**Instructions for the task**: Read the records and write them out again exactly.

**Data section**:
+++

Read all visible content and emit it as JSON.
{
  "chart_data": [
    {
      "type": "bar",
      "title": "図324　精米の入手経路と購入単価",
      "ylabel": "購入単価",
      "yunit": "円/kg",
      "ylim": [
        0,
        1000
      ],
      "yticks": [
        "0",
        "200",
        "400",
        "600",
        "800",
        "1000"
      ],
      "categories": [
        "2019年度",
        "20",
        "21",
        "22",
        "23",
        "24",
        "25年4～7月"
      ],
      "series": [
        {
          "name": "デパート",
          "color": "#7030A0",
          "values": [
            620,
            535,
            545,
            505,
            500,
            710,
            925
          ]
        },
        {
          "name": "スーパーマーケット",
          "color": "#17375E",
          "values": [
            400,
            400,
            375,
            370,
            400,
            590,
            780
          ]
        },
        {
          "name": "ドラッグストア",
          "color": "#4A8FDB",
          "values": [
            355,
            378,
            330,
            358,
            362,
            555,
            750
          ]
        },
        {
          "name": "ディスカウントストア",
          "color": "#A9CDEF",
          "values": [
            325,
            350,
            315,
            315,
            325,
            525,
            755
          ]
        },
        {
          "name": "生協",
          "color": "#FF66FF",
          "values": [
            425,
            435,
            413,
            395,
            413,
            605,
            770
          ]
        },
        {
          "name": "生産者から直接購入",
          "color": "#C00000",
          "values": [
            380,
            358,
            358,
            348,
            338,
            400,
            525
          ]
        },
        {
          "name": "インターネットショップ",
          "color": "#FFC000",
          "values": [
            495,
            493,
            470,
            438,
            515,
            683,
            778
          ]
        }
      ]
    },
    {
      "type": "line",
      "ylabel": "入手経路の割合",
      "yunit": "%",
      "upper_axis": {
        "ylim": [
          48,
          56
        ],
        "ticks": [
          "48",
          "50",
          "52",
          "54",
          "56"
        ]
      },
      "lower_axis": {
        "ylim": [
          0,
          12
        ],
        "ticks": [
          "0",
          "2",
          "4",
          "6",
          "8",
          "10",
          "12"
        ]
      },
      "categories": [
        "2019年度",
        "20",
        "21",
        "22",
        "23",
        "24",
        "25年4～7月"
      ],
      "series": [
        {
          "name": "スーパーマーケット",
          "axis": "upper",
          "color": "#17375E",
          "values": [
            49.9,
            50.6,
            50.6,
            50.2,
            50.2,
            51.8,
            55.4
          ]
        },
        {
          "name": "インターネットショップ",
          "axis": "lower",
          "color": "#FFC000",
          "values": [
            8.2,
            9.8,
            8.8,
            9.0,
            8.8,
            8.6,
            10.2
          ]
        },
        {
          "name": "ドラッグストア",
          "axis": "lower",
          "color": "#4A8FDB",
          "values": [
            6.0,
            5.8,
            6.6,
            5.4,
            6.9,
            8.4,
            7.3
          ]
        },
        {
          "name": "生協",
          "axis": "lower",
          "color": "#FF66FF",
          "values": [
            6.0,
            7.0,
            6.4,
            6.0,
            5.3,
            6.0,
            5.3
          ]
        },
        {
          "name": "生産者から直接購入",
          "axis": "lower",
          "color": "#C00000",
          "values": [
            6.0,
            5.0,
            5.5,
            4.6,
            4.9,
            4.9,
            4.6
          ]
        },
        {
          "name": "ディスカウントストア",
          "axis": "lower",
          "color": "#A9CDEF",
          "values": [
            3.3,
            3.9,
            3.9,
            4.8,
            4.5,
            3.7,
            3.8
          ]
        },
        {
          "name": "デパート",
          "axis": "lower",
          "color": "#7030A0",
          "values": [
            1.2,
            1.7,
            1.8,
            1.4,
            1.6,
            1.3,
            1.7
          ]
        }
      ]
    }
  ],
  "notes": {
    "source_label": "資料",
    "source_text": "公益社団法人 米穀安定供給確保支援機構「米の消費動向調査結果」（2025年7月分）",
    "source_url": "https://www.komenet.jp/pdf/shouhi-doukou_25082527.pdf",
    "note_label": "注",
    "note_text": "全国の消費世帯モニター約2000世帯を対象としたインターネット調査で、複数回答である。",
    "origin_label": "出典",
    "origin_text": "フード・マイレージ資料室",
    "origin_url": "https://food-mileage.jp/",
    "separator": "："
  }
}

+++

**Full output**:
Read all visible content and emit it as JSON.
{
  "chart_data": [
    {
      "type": "bar",
      "title": "図324　精米の入手経路と購入単価",
      "ylabel": "購入単価",
      "yunit": "円/kg",
      "ylim": [
        0,
        1000
      ],
      "yticks": [
        "0",
        "200",
        "400",
        "600",
        "800",
        "1000"
      ],
      "categories": [
        "2019年度",
        "20",
        "21",
        "22",
        "23",
        "24",
        "25年4～7月"
      ],
      "series": [
        {
          "name": "デパート",
          "color": "#7030A0",
          "values": [
            620,
            535,
            545,
            505,
            500,
            710,
            925
          ]
        },
        {
          "name": "スーパーマーケット",
          "color": "#17375E",
          "values": [
            400,
            400,
            375,
            370,
            400,
            590,
            780
          ]
        },
        {
          "name": "ドラッグストア",
          "color": "#4A8FDB",
          "values": [
            355,
            378,
            330,
            358,
            362,
            555,
            750
          ]
        },
        {
          "name": "ディスカウントストア",
          "color": "#A9CDEF",
          "values": [
            325,
            350,
            315,
            315,
            325,
            525,
            755
          ]
        },
        {
          "name": "生協",
          "color": "#FF66FF",
          "values": [
            425,
            435,
            413,
            395,
            413,
            605,
            770
          ]
        },
        {
          "name": "生産者から直接購入",
          "color": "#C00000",
          "values": [
            380,
            358,
            358,
            348,
            338,
            400,
            525
          ]
        },
        {
          "name": "インターネットショップ",
          "color": "#FFC000",
          "values": [
            495,
            493,
            470,
            438,
            515,
            683,
            778
          ]
        }
      ]
    },
    {
      "type": "line",
      "ylabel": "入手経路の割合",
      "yunit": "%",
      "upper_axis": {
        "ylim": [
          48,
          56
        ],
        "ticks": [
          "48",
          "50",
          "52",
          "54",
          "56"
        ]
      },
      "lower_axis": {
        "ylim": [
          0,
          12
        ],
        "ticks": [
          "0",
          "2",
          "4",
          "6",
          "8",
          "10",
          "12"
        ]
      },
      "categories": [
        "2019年度",
        "20",
        "21",
        "22",
        "23",
        "24",
        "25年4～7月"
      ],
      "series": [
        {
          "name": "スーパーマーケット",
          "axis": "upper",
          "color": "#17375E",
          "values": [
            49.9,
            50.6,
            50.6,
            50.2,
            50.2,
            51.8,
            55.4
          ]
        },
        {
          "name": "インターネットショップ",
          "axis": "lower",
          "color": "#FFC000",
          "values": [
            8.2,
            9.8,
            8.8,
            9.0,
            8.8,
            8.6,
            10.2
          ]
        },
        {
          "name": "ドラッグストア",
          "axis": "lower",
          "color": "#4A8FDB",
          "values": [
            6.0,
            5.8,
            6.6,
            5.4,
            6.9,
            8.4,
            7.3
          ]
        },
        {
          "name": "生協",
          "axis": "lower",
          "color": "#FF66FF",
          "values": [
            6.0,
            7.0,
            6.4,
            6.0,
            5.3,
            6.0,
            5.3
          ]
        },
        {
          "name": "生産者から直接購入",
          "axis": "lower",
          "color": "#C00000",
          "values": [
            6.0,
            5.0,
            5.5,
            4.6,
            4.9,
            4.9,
            4.6
          ]
        },
        {
          "name": "ディスカウントストア",
          "axis": "lower",
          "color": "#A9CDEF",
          "values": [
            3.3,
            3.9,
            3.9,
            4.8,
            4.5,
            3.7,
            3.8
          ]
        },
        {
          "name": "デパート",
          "axis": "lower",
          "color": "#7030A0",
          "values": [
            1.2,
            1.7,
            1.8,
            1.4,
            1.6,
            1.3,
            1.7
          ]
        }
      ]
    }
  ],
  "notes": {
    "source_label": "資料",
    "source_text": "公益社団法人 米穀安定供給確保支援機構「米の消費動向調査結果」（2025年7月分）",
    "source_url": "https://www.komenet.jp/pdf/shouhi-doukou_25082527.pdf",
    "note_label": "注",
    "note_text": "全国の消費世帯モニター約2000世帯を対象としたインターネット調査で、複数回答である。",
    "origin_label": "出典",
    "origin_text": "フード・マイレージ資料室",
    "origin_url": "https://food-mileage.jp/",
    "separator": "："
  }
}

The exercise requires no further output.